═════ Given records ═════

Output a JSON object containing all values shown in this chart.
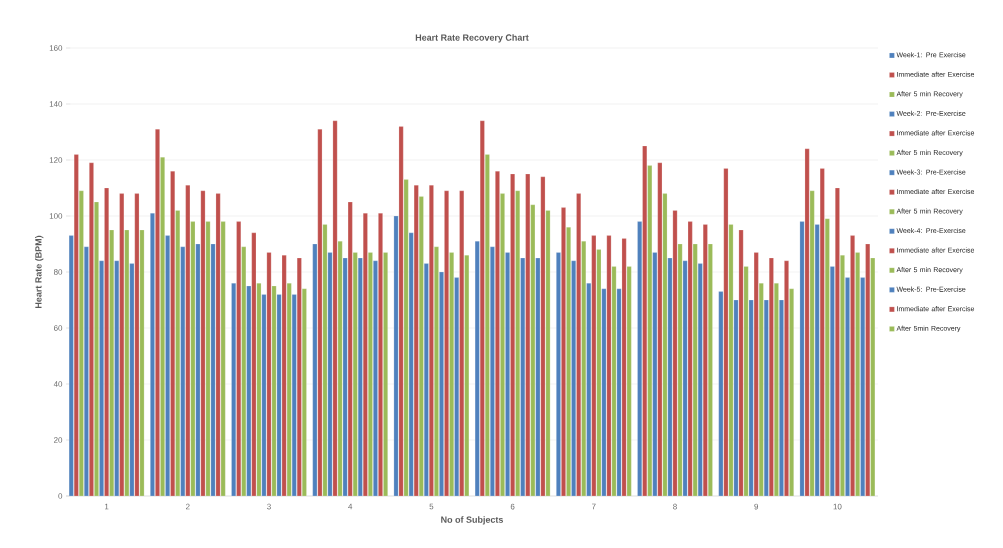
{
  "chart_data": {
    "type": "bar",
    "title": "Heart Rate Recovery Chart",
    "xlabel": "No of Subjects",
    "ylabel": "Heart Rate (BPM)",
    "categories": [
      "1",
      "2",
      "3",
      "4",
      "5",
      "6",
      "7",
      "8",
      "9",
      "10"
    ],
    "ylim": [
      0,
      160
    ],
    "yticks": [
      0,
      20,
      40,
      60,
      80,
      100,
      120,
      140,
      160
    ],
    "grid": "y",
    "legend": "right",
    "series": [
      {
        "name": "Week-1: Pre Exercise",
        "color": "#4f81bd",
        "values": [
          93,
          101,
          76,
          90,
          100,
          91,
          87,
          98,
          73,
          98
        ]
      },
      {
        "name": "Immediate after Exercise",
        "color": "#c0504d",
        "values": [
          122,
          131,
          98,
          131,
          132,
          134,
          103,
          125,
          117,
          124
        ]
      },
      {
        "name": "After 5 min Recovery",
        "color": "#9bbb59",
        "values": [
          109,
          121,
          89,
          97,
          113,
          122,
          96,
          118,
          97,
          109
        ]
      },
      {
        "name": "Week-2: Pre-Exercise",
        "color": "#4f81bd",
        "values": [
          89,
          93,
          75,
          87,
          94,
          89,
          84,
          87,
          70,
          97
        ]
      },
      {
        "name": "Immediate after Exercise",
        "color": "#c0504d",
        "values": [
          119,
          116,
          94,
          134,
          111,
          116,
          108,
          119,
          95,
          117
        ]
      },
      {
        "name": "After 5 min Recovery",
        "color": "#9bbb59",
        "values": [
          105,
          102,
          76,
          91,
          107,
          108,
          91,
          108,
          82,
          99
        ]
      },
      {
        "name": "Week-3: Pre-Exercise",
        "color": "#4f81bd",
        "values": [
          84,
          89,
          72,
          85,
          83,
          87,
          76,
          85,
          70,
          82
        ]
      },
      {
        "name": "Immediate after Exercise",
        "color": "#c0504d",
        "values": [
          110,
          111,
          87,
          105,
          111,
          115,
          93,
          102,
          87,
          110
        ]
      },
      {
        "name": "After 5 min Recovery",
        "color": "#9bbb59",
        "values": [
          95,
          98,
          75,
          87,
          89,
          109,
          88,
          90,
          76,
          86
        ]
      },
      {
        "name": "Week-4: Pre-Exercise",
        "color": "#4f81bd",
        "values": [
          84,
          90,
          72,
          85,
          80,
          85,
          74,
          84,
          70,
          78
        ]
      },
      {
        "name": "Immediate after Exercise",
        "color": "#c0504d",
        "values": [
          108,
          109,
          86,
          101,
          109,
          115,
          93,
          98,
          85,
          93
        ]
      },
      {
        "name": "After 5 min Recovery",
        "color": "#9bbb59",
        "values": [
          95,
          98,
          76,
          87,
          87,
          104,
          82,
          90,
          76,
          87
        ]
      },
      {
        "name": "Week-5: Pre-Exercise",
        "color": "#4f81bd",
        "values": [
          83,
          90,
          72,
          84,
          78,
          85,
          74,
          83,
          70,
          78
        ]
      },
      {
        "name": "Immediate after Exercise",
        "color": "#c0504d",
        "values": [
          108,
          108,
          85,
          101,
          109,
          114,
          92,
          97,
          84,
          90
        ]
      },
      {
        "name": "After 5min Recovery",
        "color": "#9bbb59",
        "values": [
          95,
          98,
          74,
          87,
          86,
          102,
          82,
          90,
          74,
          85
        ]
      }
    ]
  }
}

═════

Extract the full listing above verbatim; pictures are to be left out of the copy.

Output a JSON object containing all values shown in this chart.
{
  "chart_data": {
    "type": "bar",
    "title": "Heart Rate Recovery Chart",
    "xlabel": "No of Subjects",
    "ylabel": "Heart Rate (BPM)",
    "categories": [
      "1",
      "2",
      "3",
      "4",
      "5",
      "6",
      "7",
      "8",
      "9",
      "10"
    ],
    "ylim": [
      0,
      160
    ],
    "yticks": [
      0,
      20,
      40,
      60,
      80,
      100,
      120,
      140,
      160
    ],
    "grid": "y",
    "legend": "right",
    "series": [
      {
        "name": "Week-1: Pre Exercise",
        "color": "#4f81bd",
        "values": [
          93,
          101,
          76,
          90,
          100,
          91,
          87,
          98,
          73,
          98
        ]
      },
      {
        "name": "Immediate after Exercise",
        "color": "#c0504d",
        "values": [
          122,
          131,
          98,
          131,
          132,
          134,
          103,
          125,
          117,
          124
        ]
      },
      {
        "name": "After 5 min Recovery",
        "color": "#9bbb59",
        "values": [
          109,
          121,
          89,
          97,
          113,
          122,
          96,
          118,
          97,
          109
        ]
      },
      {
        "name": "Week-2: Pre-Exercise",
        "color": "#4f81bd",
        "values": [
          89,
          93,
          75,
          87,
          94,
          89,
          84,
          87,
          70,
          97
        ]
      },
      {
        "name": "Immediate after Exercise",
        "color": "#c0504d",
        "values": [
          119,
          116,
          94,
          134,
          111,
          116,
          108,
          119,
          95,
          117
        ]
      },
      {
        "name": "After 5 min Recovery",
        "color": "#9bbb59",
        "values": [
          105,
          102,
          76,
          91,
          107,
          108,
          91,
          108,
          82,
          99
        ]
      },
      {
        "name": "Week-3: Pre-Exercise",
        "color": "#4f81bd",
        "values": [
          84,
          89,
          72,
          85,
          83,
          87,
          76,
          85,
          70,
          82
        ]
      },
      {
        "name": "Immediate after Exercise",
        "color": "#c0504d",
        "values": [
          110,
          111,
          87,
          105,
          111,
          115,
          93,
          102,
          87,
          110
        ]
      },
      {
        "name": "After 5 min Recovery",
        "color": "#9bbb59",
        "values": [
          95,
          98,
          75,
          87,
          89,
          109,
          88,
          90,
          76,
          86
        ]
      },
      {
        "name": "Week-4: Pre-Exercise",
        "color": "#4f81bd",
        "values": [
          84,
          90,
          72,
          85,
          80,
          85,
          74,
          84,
          70,
          78
        ]
      },
      {
        "name": "Immediate after Exercise",
        "color": "#c0504d",
        "values": [
          108,
          109,
          86,
          101,
          109,
          115,
          93,
          98,
          85,
          93
        ]
      },
      {
        "name": "After 5 min Recovery",
        "color": "#9bbb59",
        "values": [
          95,
          98,
          76,
          87,
          87,
          104,
          82,
          90,
          76,
          87
        ]
      },
      {
        "name": "Week-5: Pre-Exercise",
        "color": "#4f81bd",
        "values": [
          83,
          90,
          72,
          84,
          78,
          85,
          74,
          83,
          70,
          78
        ]
      },
      {
        "name": "Immediate after Exercise",
        "color": "#c0504d",
        "values": [
          108,
          108,
          85,
          101,
          109,
          114,
          92,
          97,
          84,
          90
        ]
      },
      {
        "name": "After 5min Recovery",
        "color": "#9bbb59",
        "values": [
          95,
          98,
          74,
          87,
          86,
          102,
          82,
          90,
          74,
          85
        ]
      }
    ]
  }
}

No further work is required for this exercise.